◆ **Task instructions**
Would you return the complete listing below word for word?

(Dataset items)
** start **

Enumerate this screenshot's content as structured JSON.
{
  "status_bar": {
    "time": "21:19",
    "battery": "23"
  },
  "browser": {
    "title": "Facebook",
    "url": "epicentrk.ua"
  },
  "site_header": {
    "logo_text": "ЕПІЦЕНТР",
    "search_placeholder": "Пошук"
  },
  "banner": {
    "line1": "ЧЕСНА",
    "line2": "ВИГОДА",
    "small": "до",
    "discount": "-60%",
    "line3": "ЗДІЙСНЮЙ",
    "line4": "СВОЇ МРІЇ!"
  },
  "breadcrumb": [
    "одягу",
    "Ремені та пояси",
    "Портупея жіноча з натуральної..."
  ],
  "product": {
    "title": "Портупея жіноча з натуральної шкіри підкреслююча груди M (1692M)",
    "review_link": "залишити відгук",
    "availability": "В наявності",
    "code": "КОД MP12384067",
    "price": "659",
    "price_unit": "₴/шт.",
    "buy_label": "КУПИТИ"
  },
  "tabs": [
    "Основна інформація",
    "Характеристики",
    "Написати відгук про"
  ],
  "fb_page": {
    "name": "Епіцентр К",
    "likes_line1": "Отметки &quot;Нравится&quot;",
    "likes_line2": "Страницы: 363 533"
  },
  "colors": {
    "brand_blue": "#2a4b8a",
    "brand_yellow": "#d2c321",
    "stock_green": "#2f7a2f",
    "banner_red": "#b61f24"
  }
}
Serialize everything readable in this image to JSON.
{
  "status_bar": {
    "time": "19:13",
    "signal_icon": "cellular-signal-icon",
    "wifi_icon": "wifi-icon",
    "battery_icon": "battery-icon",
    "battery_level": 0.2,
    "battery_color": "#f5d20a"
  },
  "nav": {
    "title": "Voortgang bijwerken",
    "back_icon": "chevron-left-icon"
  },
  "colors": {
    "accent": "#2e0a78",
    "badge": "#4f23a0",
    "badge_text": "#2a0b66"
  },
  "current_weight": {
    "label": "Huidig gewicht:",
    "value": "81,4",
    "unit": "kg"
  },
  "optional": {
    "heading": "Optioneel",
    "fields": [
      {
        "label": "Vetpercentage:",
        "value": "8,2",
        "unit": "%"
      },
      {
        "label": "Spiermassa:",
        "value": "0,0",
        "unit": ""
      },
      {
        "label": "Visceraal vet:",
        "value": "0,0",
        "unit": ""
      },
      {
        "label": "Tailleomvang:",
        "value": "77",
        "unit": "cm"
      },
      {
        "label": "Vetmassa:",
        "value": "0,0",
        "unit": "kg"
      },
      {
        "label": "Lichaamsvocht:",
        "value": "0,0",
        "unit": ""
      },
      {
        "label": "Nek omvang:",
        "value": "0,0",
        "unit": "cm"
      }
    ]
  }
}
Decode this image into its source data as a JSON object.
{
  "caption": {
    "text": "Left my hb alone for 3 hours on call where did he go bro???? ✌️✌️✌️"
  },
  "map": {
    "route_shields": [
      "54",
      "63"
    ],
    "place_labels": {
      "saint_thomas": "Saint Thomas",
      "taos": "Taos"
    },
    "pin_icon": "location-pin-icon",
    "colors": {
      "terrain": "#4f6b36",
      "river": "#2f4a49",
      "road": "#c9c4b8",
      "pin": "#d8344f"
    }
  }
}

** end **

◆ **Reply**
Enumerate this screenshot's content as structured JSON.
{
  "status_bar": {
    "time": "21:19",
    "battery": "23"
  },
  "browser": {
    "title": "Facebook",
    "url": "epicentrk.ua"
  },
  "site_header": {
    "logo_text": "ЕПІЦЕНТР",
    "search_placeholder": "Пошук"
  },
  "banner": {
    "line1": "ЧЕСНА",
    "line2": "ВИГОДА",
    "small": "до",
    "discount": "-60%",
    "line3": "ЗДІЙСНЮЙ",
    "line4": "СВОЇ МРІЇ!"
  },
  "breadcrumb": [
    "одягу",
    "Ремені та пояси",
    "Портупея жіноча з натуральної..."
  ],
  "product": {
    "title": "Портупея жіноча з натуральної шкіри підкреслююча груди M (1692M)",
    "review_link": "залишити відгук",
    "availability": "В наявності",
    "code": "КОД MP12384067",
    "price": "659",
    "price_unit": "₴/шт.",
    "buy_label": "КУПИТИ"
  },
  "tabs": [
    "Основна інформація",
    "Характеристики",
    "Написати відгук про"
  ],
  "fb_page": {
    "name": "Епіцентр К",
    "likes_line1": "Отметки &quot;Нравится&quot;",
    "likes_line2": "Страницы: 363 533"
  },
  "colors": {
    "brand_blue": "#2a4b8a",
    "brand_yellow": "#d2c321",
    "stock_green": "#2f7a2f",
    "banner_red": "#b61f24"
  }
}
Serialize everything readable in this image to JSON.
{
  "status_bar": {
    "time": "19:13",
    "signal_icon": "cellular-signal-icon",
    "wifi_icon": "wifi-icon",
    "battery_icon": "battery-icon",
    "battery_level": 0.2,
    "battery_color": "#f5d20a"
  },
  "nav": {
    "title": "Voortgang bijwerken",
    "back_icon": "chevron-left-icon"
  },
  "colors": {
    "accent": "#2e0a78",
    "badge": "#4f23a0",
    "badge_text": "#2a0b66"
  },
  "current_weight": {
    "label": "Huidig gewicht:",
    "value": "81,4",
    "unit": "kg"
  },
  "optional": {
    "heading": "Optioneel",
    "fields": [
      {
        "label": "Vetpercentage:",
        "value": "8,2",
        "unit": "%"
      },
      {
        "label": "Spiermassa:",
        "value": "0,0",
        "unit": ""
      },
      {
        "label": "Visceraal vet:",
        "value": "0,0",
        "unit": ""
      },
      {
        "label": "Tailleomvang:",
        "value": "77",
        "unit": "cm"
      },
      {
        "label": "Vetmassa:",
        "value": "0,0",
        "unit": "kg"
      },
      {
        "label": "Lichaamsvocht:",
        "value": "0,0",
        "unit": ""
      },
      {
        "label": "Nek omvang:",
        "value": "0,0",
        "unit": "cm"
      }
    ]
  }
}
Decode this image into its source data as a JSON object.
{
  "caption": {
    "text": "Left my hb alone for 3 hours on call where did he go bro???? ✌️✌️✌️"
  },
  "map": {
    "route_shields": [
      "54",
      "63"
    ],
    "place_labels": {
      "saint_thomas": "Saint Thomas",
      "taos": "Taos"
    },
    "pin_icon": "location-pin-icon",
    "colors": {
      "terrain": "#4f6b36",
      "river": "#2f4a49",
      "road": "#c9c4b8",
      "pin": "#d8344f"
    }
  }
}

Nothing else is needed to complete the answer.